(Stored records)
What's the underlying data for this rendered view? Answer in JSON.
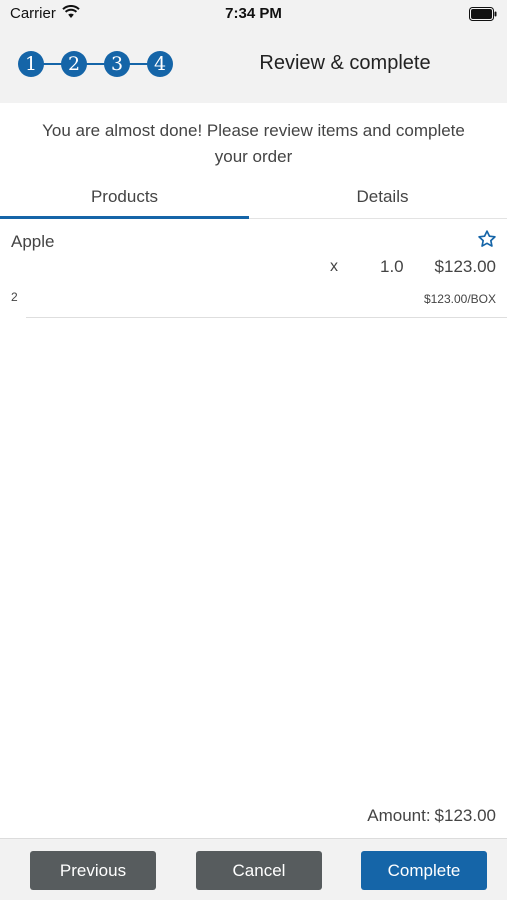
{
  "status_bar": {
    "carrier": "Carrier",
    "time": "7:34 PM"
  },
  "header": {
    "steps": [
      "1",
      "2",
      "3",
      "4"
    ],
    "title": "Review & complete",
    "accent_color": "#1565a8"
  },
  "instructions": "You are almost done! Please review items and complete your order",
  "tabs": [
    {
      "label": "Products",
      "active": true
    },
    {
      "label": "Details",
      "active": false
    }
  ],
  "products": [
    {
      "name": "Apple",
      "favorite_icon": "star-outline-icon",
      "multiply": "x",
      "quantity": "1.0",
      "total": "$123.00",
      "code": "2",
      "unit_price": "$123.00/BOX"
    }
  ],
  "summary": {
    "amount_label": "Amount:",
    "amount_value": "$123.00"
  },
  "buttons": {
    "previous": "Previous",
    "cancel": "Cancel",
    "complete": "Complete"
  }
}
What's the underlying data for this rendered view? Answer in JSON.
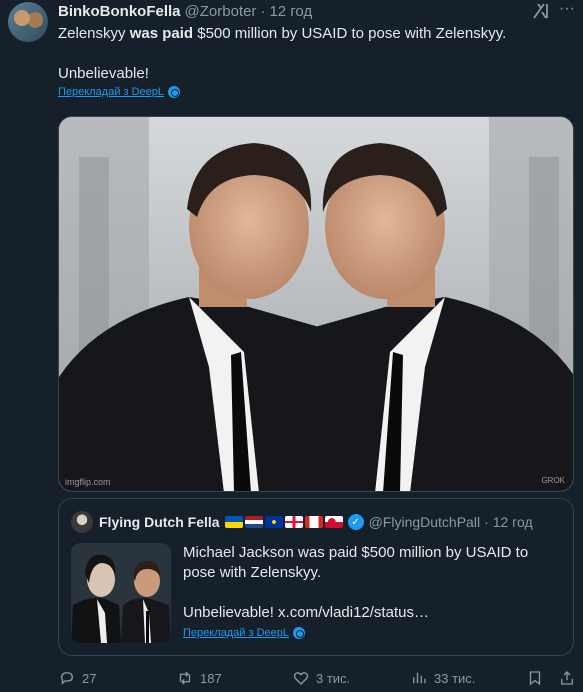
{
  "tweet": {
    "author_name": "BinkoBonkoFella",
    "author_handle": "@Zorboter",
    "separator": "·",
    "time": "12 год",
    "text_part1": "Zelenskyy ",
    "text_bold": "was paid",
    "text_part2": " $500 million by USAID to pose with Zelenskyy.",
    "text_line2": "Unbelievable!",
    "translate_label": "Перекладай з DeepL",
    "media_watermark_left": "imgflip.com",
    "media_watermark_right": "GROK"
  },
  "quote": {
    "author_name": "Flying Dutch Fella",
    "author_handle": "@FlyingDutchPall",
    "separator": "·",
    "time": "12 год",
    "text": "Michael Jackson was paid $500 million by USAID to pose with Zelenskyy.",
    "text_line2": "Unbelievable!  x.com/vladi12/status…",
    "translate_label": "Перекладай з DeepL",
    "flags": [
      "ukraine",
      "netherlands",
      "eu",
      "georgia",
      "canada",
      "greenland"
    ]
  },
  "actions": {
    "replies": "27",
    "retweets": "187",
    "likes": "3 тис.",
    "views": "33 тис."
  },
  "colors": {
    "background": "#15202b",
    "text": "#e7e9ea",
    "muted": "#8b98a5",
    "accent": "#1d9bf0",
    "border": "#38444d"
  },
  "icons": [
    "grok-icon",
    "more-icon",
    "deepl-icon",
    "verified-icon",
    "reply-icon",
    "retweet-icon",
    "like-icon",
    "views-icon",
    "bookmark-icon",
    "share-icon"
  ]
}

TASK DESCRIPTION: Leave every image out, and retype the material exactly.

SOLUTION TO THIS PROBLEM:
What's the underlying data for this rendered view? Answer in JSON.
{
  "status_bar": {
    "carrier": "Carrier",
    "time": "7:34 PM"
  },
  "header": {
    "steps": [
      "1",
      "2",
      "3",
      "4"
    ],
    "title": "Review & complete",
    "accent_color": "#1565a8"
  },
  "instructions": "You are almost done! Please review items and complete your order",
  "tabs": [
    {
      "label": "Products",
      "active": true
    },
    {
      "label": "Details",
      "active": false
    }
  ],
  "products": [
    {
      "name": "Apple",
      "favorite_icon": "star-outline-icon",
      "multiply": "x",
      "quantity": "1.0",
      "total": "$123.00",
      "code": "2",
      "unit_price": "$123.00/BOX"
    }
  ],
  "summary": {
    "amount_label": "Amount:",
    "amount_value": "$123.00"
  },
  "buttons": {
    "previous": "Previous",
    "cancel": "Cancel",
    "complete": "Complete"
  }
}
What's the underlying data for this rendered view? Answer in JSON.
{
  "tweet": {
    "author_name": "BinkoBonkoFella",
    "author_handle": "@Zorboter",
    "separator": "·",
    "time": "12 год",
    "text_part1": "Zelenskyy ",
    "text_bold": "was paid",
    "text_part2": " $500 million by USAID to pose with Zelenskyy.",
    "text_line2": "Unbelievable!",
    "translate_label": "Перекладай з DeepL",
    "media_watermark_left": "imgflip.com",
    "media_watermark_right": "GROK"
  },
  "quote": {
    "author_name": "Flying Dutch Fella",
    "author_handle": "@FlyingDutchPall",
    "separator": "·",
    "time": "12 год",
    "text": "Michael Jackson was paid $500 million by USAID to pose with Zelenskyy.",
    "text_line2": "Unbelievable!  x.com/vladi12/status…",
    "translate_label": "Перекладай з DeepL",
    "flags": [
      "ukraine",
      "netherlands",
      "eu",
      "georgia",
      "canada",
      "greenland"
    ]
  },
  "actions": {
    "replies": "27",
    "retweets": "187",
    "likes": "3 тис.",
    "views": "33 тис."
  },
  "colors": {
    "background": "#15202b",
    "text": "#e7e9ea",
    "muted": "#8b98a5",
    "accent": "#1d9bf0",
    "border": "#38444d"
  },
  "icons": [
    "grok-icon",
    "more-icon",
    "deepl-icon",
    "verified-icon",
    "reply-icon",
    "retweet-icon",
    "like-icon",
    "views-icon",
    "bookmark-icon",
    "share-icon"
  ]
}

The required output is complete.